*Excerpted records*.

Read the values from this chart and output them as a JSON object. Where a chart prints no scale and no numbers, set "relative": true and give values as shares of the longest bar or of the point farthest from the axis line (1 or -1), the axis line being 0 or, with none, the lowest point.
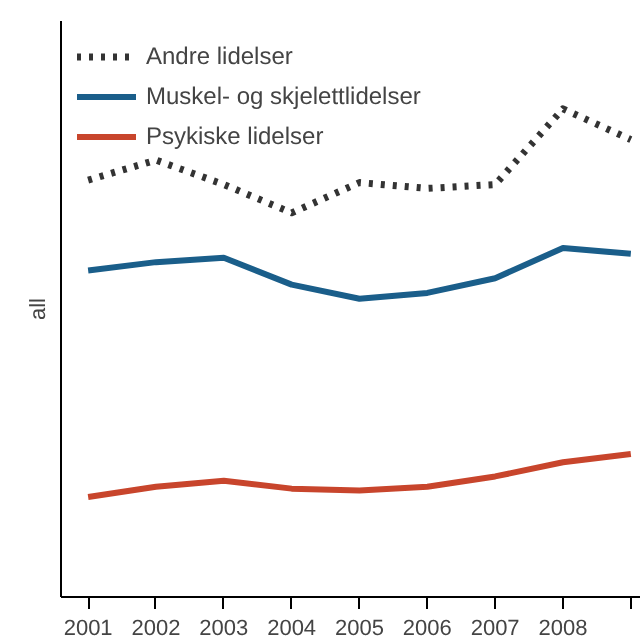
{
  "chart_data": {
    "type": "line",
    "relative": true,
    "ylabel": "all",
    "categories": [
      "2001",
      "2002",
      "2003",
      "2004",
      "2005",
      "2006",
      "2007",
      "2008",
      null
    ],
    "series": [
      {
        "name": "Andre lidelser",
        "color": "#333333",
        "line_style": "dotted",
        "values": [
          0.854,
          0.895,
          0.845,
          0.787,
          0.849,
          0.837,
          0.845,
          1,
          0.937
        ]
      },
      {
        "name": "Muskel- og skjelettlidelser",
        "color": "#1a5e8a",
        "values": [
          0.669,
          0.686,
          0.695,
          0.64,
          0.611,
          0.623,
          0.653,
          0.715,
          0.703
        ]
      },
      {
        "name": "Psykiske lidelser",
        "color": "#c8452c",
        "values": [
          0.205,
          0.226,
          0.238,
          0.222,
          0.218,
          0.226,
          0.247,
          0.276,
          0.293
        ]
      }
    ],
    "legend": "top left",
    "grid": false,
    "marker": "none"
  }
}
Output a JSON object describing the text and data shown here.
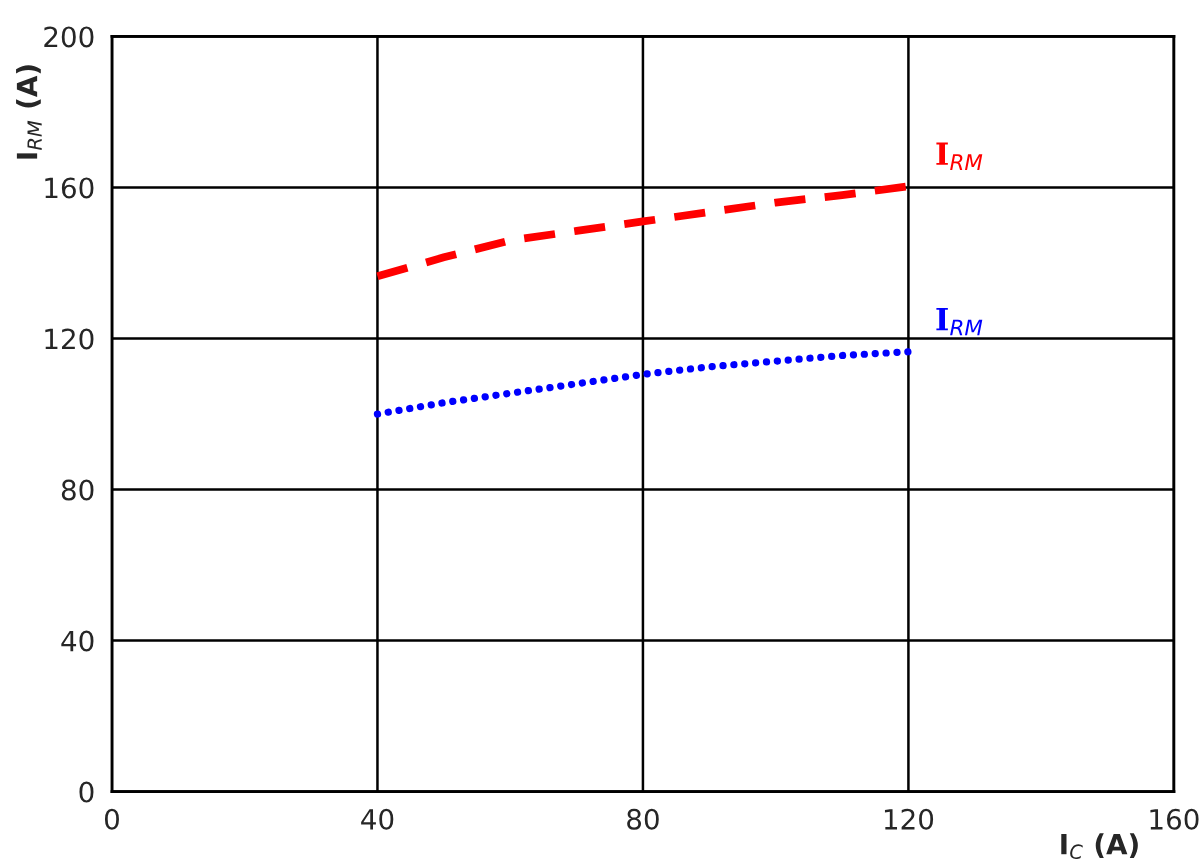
{
  "chart_data": {
    "type": "line",
    "xlabel": "I$_{C}$ (A)",
    "ylabel": "I$_{RM}$ (A)",
    "x": [
      40,
      50,
      60,
      70,
      80,
      90,
      100,
      110,
      120
    ],
    "series": [
      {
        "name": "I$_{RM}$",
        "color": "#ff0000",
        "line_style": "dashed",
        "values": [
          136.5,
          141.5,
          146,
          148.5,
          151,
          153.5,
          156,
          158,
          160.3
        ]
      },
      {
        "name": "I$_{RM}$",
        "color": "#0000ff",
        "line_style": "dotted",
        "values": [
          100,
          103,
          105.5,
          108,
          110.5,
          112.5,
          114,
          115.5,
          116.5
        ]
      }
    ],
    "xlim": [
      0,
      160
    ],
    "ylim": [
      0,
      200
    ],
    "xticks": [
      0,
      40,
      80,
      120,
      160
    ],
    "yticks": [
      0,
      40,
      80,
      120,
      160,
      200
    ],
    "grid": true,
    "legend": false,
    "marker": "none"
  }
}
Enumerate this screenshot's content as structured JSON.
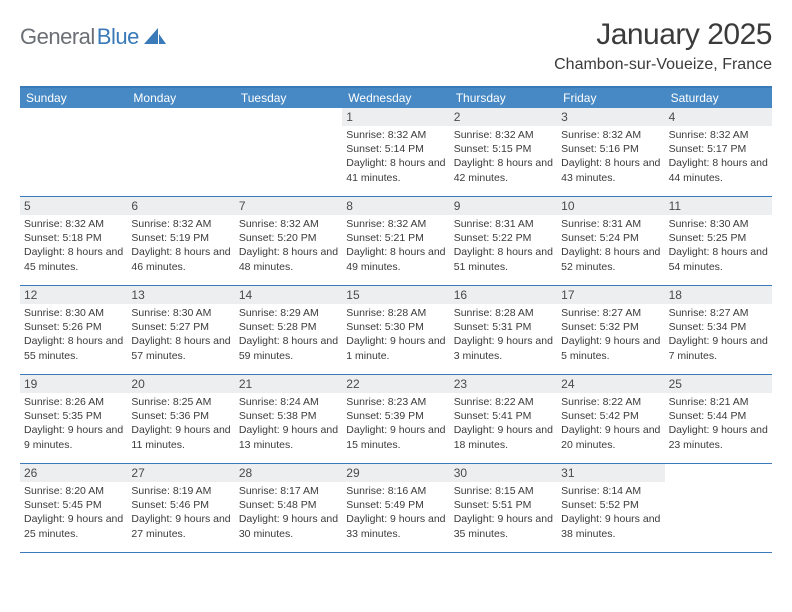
{
  "brand": {
    "part1": "General",
    "part2": "Blue"
  },
  "title": "January 2025",
  "location": "Chambon-sur-Voueize, France",
  "colors": {
    "accent": "#3a7ab8",
    "header_bg": "#4789c4",
    "daynum_bg": "#eceef0",
    "text": "#3b3b3b",
    "logo_gray": "#6b6f75"
  },
  "day_names": [
    "Sunday",
    "Monday",
    "Tuesday",
    "Wednesday",
    "Thursday",
    "Friday",
    "Saturday"
  ],
  "weeks": [
    [
      null,
      null,
      null,
      {
        "n": "1",
        "sr": "8:32 AM",
        "ss": "5:14 PM",
        "dl": "8 hours and 41 minutes."
      },
      {
        "n": "2",
        "sr": "8:32 AM",
        "ss": "5:15 PM",
        "dl": "8 hours and 42 minutes."
      },
      {
        "n": "3",
        "sr": "8:32 AM",
        "ss": "5:16 PM",
        "dl": "8 hours and 43 minutes."
      },
      {
        "n": "4",
        "sr": "8:32 AM",
        "ss": "5:17 PM",
        "dl": "8 hours and 44 minutes."
      }
    ],
    [
      {
        "n": "5",
        "sr": "8:32 AM",
        "ss": "5:18 PM",
        "dl": "8 hours and 45 minutes."
      },
      {
        "n": "6",
        "sr": "8:32 AM",
        "ss": "5:19 PM",
        "dl": "8 hours and 46 minutes."
      },
      {
        "n": "7",
        "sr": "8:32 AM",
        "ss": "5:20 PM",
        "dl": "8 hours and 48 minutes."
      },
      {
        "n": "8",
        "sr": "8:32 AM",
        "ss": "5:21 PM",
        "dl": "8 hours and 49 minutes."
      },
      {
        "n": "9",
        "sr": "8:31 AM",
        "ss": "5:22 PM",
        "dl": "8 hours and 51 minutes."
      },
      {
        "n": "10",
        "sr": "8:31 AM",
        "ss": "5:24 PM",
        "dl": "8 hours and 52 minutes."
      },
      {
        "n": "11",
        "sr": "8:30 AM",
        "ss": "5:25 PM",
        "dl": "8 hours and 54 minutes."
      }
    ],
    [
      {
        "n": "12",
        "sr": "8:30 AM",
        "ss": "5:26 PM",
        "dl": "8 hours and 55 minutes."
      },
      {
        "n": "13",
        "sr": "8:30 AM",
        "ss": "5:27 PM",
        "dl": "8 hours and 57 minutes."
      },
      {
        "n": "14",
        "sr": "8:29 AM",
        "ss": "5:28 PM",
        "dl": "8 hours and 59 minutes."
      },
      {
        "n": "15",
        "sr": "8:28 AM",
        "ss": "5:30 PM",
        "dl": "9 hours and 1 minute."
      },
      {
        "n": "16",
        "sr": "8:28 AM",
        "ss": "5:31 PM",
        "dl": "9 hours and 3 minutes."
      },
      {
        "n": "17",
        "sr": "8:27 AM",
        "ss": "5:32 PM",
        "dl": "9 hours and 5 minutes."
      },
      {
        "n": "18",
        "sr": "8:27 AM",
        "ss": "5:34 PM",
        "dl": "9 hours and 7 minutes."
      }
    ],
    [
      {
        "n": "19",
        "sr": "8:26 AM",
        "ss": "5:35 PM",
        "dl": "9 hours and 9 minutes."
      },
      {
        "n": "20",
        "sr": "8:25 AM",
        "ss": "5:36 PM",
        "dl": "9 hours and 11 minutes."
      },
      {
        "n": "21",
        "sr": "8:24 AM",
        "ss": "5:38 PM",
        "dl": "9 hours and 13 minutes."
      },
      {
        "n": "22",
        "sr": "8:23 AM",
        "ss": "5:39 PM",
        "dl": "9 hours and 15 minutes."
      },
      {
        "n": "23",
        "sr": "8:22 AM",
        "ss": "5:41 PM",
        "dl": "9 hours and 18 minutes."
      },
      {
        "n": "24",
        "sr": "8:22 AM",
        "ss": "5:42 PM",
        "dl": "9 hours and 20 minutes."
      },
      {
        "n": "25",
        "sr": "8:21 AM",
        "ss": "5:44 PM",
        "dl": "9 hours and 23 minutes."
      }
    ],
    [
      {
        "n": "26",
        "sr": "8:20 AM",
        "ss": "5:45 PM",
        "dl": "9 hours and 25 minutes."
      },
      {
        "n": "27",
        "sr": "8:19 AM",
        "ss": "5:46 PM",
        "dl": "9 hours and 27 minutes."
      },
      {
        "n": "28",
        "sr": "8:17 AM",
        "ss": "5:48 PM",
        "dl": "9 hours and 30 minutes."
      },
      {
        "n": "29",
        "sr": "8:16 AM",
        "ss": "5:49 PM",
        "dl": "9 hours and 33 minutes."
      },
      {
        "n": "30",
        "sr": "8:15 AM",
        "ss": "5:51 PM",
        "dl": "9 hours and 35 minutes."
      },
      {
        "n": "31",
        "sr": "8:14 AM",
        "ss": "5:52 PM",
        "dl": "9 hours and 38 minutes."
      },
      null
    ]
  ],
  "labels": {
    "sunrise": "Sunrise: ",
    "sunset": "Sunset: ",
    "daylight": "Daylight: "
  }
}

*Problem details*. From the records above, work out how many lines contain the string "object". Give only the number.

*Solution for this task*. 2